-- Begin Input data --

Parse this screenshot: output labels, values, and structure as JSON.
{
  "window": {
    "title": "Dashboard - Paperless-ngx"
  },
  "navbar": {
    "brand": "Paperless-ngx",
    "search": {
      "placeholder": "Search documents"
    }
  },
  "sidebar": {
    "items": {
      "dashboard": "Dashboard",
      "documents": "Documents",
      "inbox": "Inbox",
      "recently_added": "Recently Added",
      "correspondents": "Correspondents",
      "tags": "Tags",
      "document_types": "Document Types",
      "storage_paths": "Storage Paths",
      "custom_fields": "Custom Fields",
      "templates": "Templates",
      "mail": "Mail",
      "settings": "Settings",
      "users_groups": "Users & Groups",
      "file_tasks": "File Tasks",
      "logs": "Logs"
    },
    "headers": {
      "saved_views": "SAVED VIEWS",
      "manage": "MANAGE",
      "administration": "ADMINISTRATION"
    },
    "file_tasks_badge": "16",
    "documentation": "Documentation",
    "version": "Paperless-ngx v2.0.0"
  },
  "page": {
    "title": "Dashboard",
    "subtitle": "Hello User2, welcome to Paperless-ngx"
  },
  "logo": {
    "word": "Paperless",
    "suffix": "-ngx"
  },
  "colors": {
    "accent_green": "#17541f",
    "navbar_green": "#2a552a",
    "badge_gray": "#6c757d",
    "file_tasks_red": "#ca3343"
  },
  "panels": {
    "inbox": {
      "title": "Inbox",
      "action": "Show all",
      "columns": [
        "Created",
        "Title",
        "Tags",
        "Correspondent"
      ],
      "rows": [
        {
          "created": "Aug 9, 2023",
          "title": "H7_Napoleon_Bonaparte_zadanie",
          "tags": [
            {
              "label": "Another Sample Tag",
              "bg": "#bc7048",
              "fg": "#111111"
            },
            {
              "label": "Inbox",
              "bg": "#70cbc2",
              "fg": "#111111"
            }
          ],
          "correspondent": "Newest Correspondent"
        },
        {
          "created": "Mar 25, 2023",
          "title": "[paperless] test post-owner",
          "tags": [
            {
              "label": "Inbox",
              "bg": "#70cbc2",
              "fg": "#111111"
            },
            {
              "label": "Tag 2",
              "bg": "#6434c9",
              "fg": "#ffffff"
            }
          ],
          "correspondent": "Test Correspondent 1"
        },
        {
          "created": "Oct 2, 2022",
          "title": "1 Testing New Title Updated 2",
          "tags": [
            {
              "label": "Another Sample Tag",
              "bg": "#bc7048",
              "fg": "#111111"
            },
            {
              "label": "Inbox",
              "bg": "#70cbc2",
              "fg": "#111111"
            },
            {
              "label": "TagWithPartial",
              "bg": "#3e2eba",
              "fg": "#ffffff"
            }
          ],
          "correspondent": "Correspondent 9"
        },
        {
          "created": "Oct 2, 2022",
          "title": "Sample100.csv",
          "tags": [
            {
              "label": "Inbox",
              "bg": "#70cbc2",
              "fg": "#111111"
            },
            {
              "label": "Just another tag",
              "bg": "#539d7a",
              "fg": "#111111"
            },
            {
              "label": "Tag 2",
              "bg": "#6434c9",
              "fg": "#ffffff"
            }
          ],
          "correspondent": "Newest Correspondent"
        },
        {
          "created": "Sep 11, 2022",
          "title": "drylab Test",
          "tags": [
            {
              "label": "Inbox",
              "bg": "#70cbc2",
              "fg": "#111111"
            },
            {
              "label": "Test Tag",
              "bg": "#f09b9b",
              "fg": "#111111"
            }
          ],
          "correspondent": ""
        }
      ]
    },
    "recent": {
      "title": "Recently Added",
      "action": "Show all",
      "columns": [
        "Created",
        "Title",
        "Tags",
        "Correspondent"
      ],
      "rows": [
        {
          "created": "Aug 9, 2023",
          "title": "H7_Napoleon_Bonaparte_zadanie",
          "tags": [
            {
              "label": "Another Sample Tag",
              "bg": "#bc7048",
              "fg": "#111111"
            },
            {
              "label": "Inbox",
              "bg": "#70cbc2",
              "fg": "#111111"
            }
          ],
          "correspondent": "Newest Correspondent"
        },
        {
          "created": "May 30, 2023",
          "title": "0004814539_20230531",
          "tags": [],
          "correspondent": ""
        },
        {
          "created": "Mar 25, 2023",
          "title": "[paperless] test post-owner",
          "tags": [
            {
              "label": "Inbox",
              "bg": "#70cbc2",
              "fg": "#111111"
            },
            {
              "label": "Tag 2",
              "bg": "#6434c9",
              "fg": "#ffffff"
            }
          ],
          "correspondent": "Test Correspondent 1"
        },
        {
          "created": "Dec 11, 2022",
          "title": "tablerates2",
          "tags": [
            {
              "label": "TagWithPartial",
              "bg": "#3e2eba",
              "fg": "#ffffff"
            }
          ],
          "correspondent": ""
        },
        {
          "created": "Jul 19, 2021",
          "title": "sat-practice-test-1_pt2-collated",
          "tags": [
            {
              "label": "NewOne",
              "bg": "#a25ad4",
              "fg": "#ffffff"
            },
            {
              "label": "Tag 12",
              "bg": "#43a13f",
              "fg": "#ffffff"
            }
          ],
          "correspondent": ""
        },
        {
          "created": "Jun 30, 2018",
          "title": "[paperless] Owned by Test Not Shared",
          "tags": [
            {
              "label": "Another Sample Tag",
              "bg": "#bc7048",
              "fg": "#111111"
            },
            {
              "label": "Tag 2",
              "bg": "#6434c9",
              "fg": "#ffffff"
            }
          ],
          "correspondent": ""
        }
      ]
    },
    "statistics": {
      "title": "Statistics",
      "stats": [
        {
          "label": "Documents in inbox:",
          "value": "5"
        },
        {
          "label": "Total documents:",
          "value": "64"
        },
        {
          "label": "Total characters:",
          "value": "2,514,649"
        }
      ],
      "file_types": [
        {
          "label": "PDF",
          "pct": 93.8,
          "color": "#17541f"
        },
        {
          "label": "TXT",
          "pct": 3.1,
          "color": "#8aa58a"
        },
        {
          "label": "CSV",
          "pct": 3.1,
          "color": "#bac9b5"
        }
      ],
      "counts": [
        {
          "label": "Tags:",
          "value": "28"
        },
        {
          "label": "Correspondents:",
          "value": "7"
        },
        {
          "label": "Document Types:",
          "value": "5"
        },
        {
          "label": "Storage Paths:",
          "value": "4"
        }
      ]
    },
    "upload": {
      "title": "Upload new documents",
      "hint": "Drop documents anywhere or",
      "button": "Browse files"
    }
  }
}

-- End Input data --

* _Exercise aim_
Write every record out again, unaltered.

* _Result below_
Parse this screenshot: output labels, values, and structure as JSON.
{
  "window": {
    "title": "Dashboard - Paperless-ngx"
  },
  "navbar": {
    "brand": "Paperless-ngx",
    "search": {
      "placeholder": "Search documents"
    }
  },
  "sidebar": {
    "items": {
      "dashboard": "Dashboard",
      "documents": "Documents",
      "inbox": "Inbox",
      "recently_added": "Recently Added",
      "correspondents": "Correspondents",
      "tags": "Tags",
      "document_types": "Document Types",
      "storage_paths": "Storage Paths",
      "custom_fields": "Custom Fields",
      "templates": "Templates",
      "mail": "Mail",
      "settings": "Settings",
      "users_groups": "Users & Groups",
      "file_tasks": "File Tasks",
      "logs": "Logs"
    },
    "headers": {
      "saved_views": "SAVED VIEWS",
      "manage": "MANAGE",
      "administration": "ADMINISTRATION"
    },
    "file_tasks_badge": "16",
    "documentation": "Documentation",
    "version": "Paperless-ngx v2.0.0"
  },
  "page": {
    "title": "Dashboard",
    "subtitle": "Hello User2, welcome to Paperless-ngx"
  },
  "logo": {
    "word": "Paperless",
    "suffix": "-ngx"
  },
  "colors": {
    "accent_green": "#17541f",
    "navbar_green": "#2a552a",
    "badge_gray": "#6c757d",
    "file_tasks_red": "#ca3343"
  },
  "panels": {
    "inbox": {
      "title": "Inbox",
      "action": "Show all",
      "columns": [
        "Created",
        "Title",
        "Tags",
        "Correspondent"
      ],
      "rows": [
        {
          "created": "Aug 9, 2023",
          "title": "H7_Napoleon_Bonaparte_zadanie",
          "tags": [
            {
              "label": "Another Sample Tag",
              "bg": "#bc7048",
              "fg": "#111111"
            },
            {
              "label": "Inbox",
              "bg": "#70cbc2",
              "fg": "#111111"
            }
          ],
          "correspondent": "Newest Correspondent"
        },
        {
          "created": "Mar 25, 2023",
          "title": "[paperless] test post-owner",
          "tags": [
            {
              "label": "Inbox",
              "bg": "#70cbc2",
              "fg": "#111111"
            },
            {
              "label": "Tag 2",
              "bg": "#6434c9",
              "fg": "#ffffff"
            }
          ],
          "correspondent": "Test Correspondent 1"
        },
        {
          "created": "Oct 2, 2022",
          "title": "1 Testing New Title Updated 2",
          "tags": [
            {
              "label": "Another Sample Tag",
              "bg": "#bc7048",
              "fg": "#111111"
            },
            {
              "label": "Inbox",
              "bg": "#70cbc2",
              "fg": "#111111"
            },
            {
              "label": "TagWithPartial",
              "bg": "#3e2eba",
              "fg": "#ffffff"
            }
          ],
          "correspondent": "Correspondent 9"
        },
        {
          "created": "Oct 2, 2022",
          "title": "Sample100.csv",
          "tags": [
            {
              "label": "Inbox",
              "bg": "#70cbc2",
              "fg": "#111111"
            },
            {
              "label": "Just another tag",
              "bg": "#539d7a",
              "fg": "#111111"
            },
            {
              "label": "Tag 2",
              "bg": "#6434c9",
              "fg": "#ffffff"
            }
          ],
          "correspondent": "Newest Correspondent"
        },
        {
          "created": "Sep 11, 2022",
          "title": "drylab Test",
          "tags": [
            {
              "label": "Inbox",
              "bg": "#70cbc2",
              "fg": "#111111"
            },
            {
              "label": "Test Tag",
              "bg": "#f09b9b",
              "fg": "#111111"
            }
          ],
          "correspondent": ""
        }
      ]
    },
    "recent": {
      "title": "Recently Added",
      "action": "Show all",
      "columns": [
        "Created",
        "Title",
        "Tags",
        "Correspondent"
      ],
      "rows": [
        {
          "created": "Aug 9, 2023",
          "title": "H7_Napoleon_Bonaparte_zadanie",
          "tags": [
            {
              "label": "Another Sample Tag",
              "bg": "#bc7048",
              "fg": "#111111"
            },
            {
              "label": "Inbox",
              "bg": "#70cbc2",
              "fg": "#111111"
            }
          ],
          "correspondent": "Newest Correspondent"
        },
        {
          "created": "May 30, 2023",
          "title": "0004814539_20230531",
          "tags": [],
          "correspondent": ""
        },
        {
          "created": "Mar 25, 2023",
          "title": "[paperless] test post-owner",
          "tags": [
            {
              "label": "Inbox",
              "bg": "#70cbc2",
              "fg": "#111111"
            },
            {
              "label": "Tag 2",
              "bg": "#6434c9",
              "fg": "#ffffff"
            }
          ],
          "correspondent": "Test Correspondent 1"
        },
        {
          "created": "Dec 11, 2022",
          "title": "tablerates2",
          "tags": [
            {
              "label": "TagWithPartial",
              "bg": "#3e2eba",
              "fg": "#ffffff"
            }
          ],
          "correspondent": ""
        },
        {
          "created": "Jul 19, 2021",
          "title": "sat-practice-test-1_pt2-collated",
          "tags": [
            {
              "label": "NewOne",
              "bg": "#a25ad4",
              "fg": "#ffffff"
            },
            {
              "label": "Tag 12",
              "bg": "#43a13f",
              "fg": "#ffffff"
            }
          ],
          "correspondent": ""
        },
        {
          "created": "Jun 30, 2018",
          "title": "[paperless] Owned by Test Not Shared",
          "tags": [
            {
              "label": "Another Sample Tag",
              "bg": "#bc7048",
              "fg": "#111111"
            },
            {
              "label": "Tag 2",
              "bg": "#6434c9",
              "fg": "#ffffff"
            }
          ],
          "correspondent": ""
        }
      ]
    },
    "statistics": {
      "title": "Statistics",
      "stats": [
        {
          "label": "Documents in inbox:",
          "value": "5"
        },
        {
          "label": "Total documents:",
          "value": "64"
        },
        {
          "label": "Total characters:",
          "value": "2,514,649"
        }
      ],
      "file_types": [
        {
          "label": "PDF",
          "pct": 93.8,
          "color": "#17541f"
        },
        {
          "label": "TXT",
          "pct": 3.1,
          "color": "#8aa58a"
        },
        {
          "label": "CSV",
          "pct": 3.1,
          "color": "#bac9b5"
        }
      ],
      "counts": [
        {
          "label": "Tags:",
          "value": "28"
        },
        {
          "label": "Correspondents:",
          "value": "7"
        },
        {
          "label": "Document Types:",
          "value": "5"
        },
        {
          "label": "Storage Paths:",
          "value": "4"
        }
      ]
    },
    "upload": {
      "title": "Upload new documents",
      "hint": "Drop documents anywhere or",
      "button": "Browse files"
    }
  }
}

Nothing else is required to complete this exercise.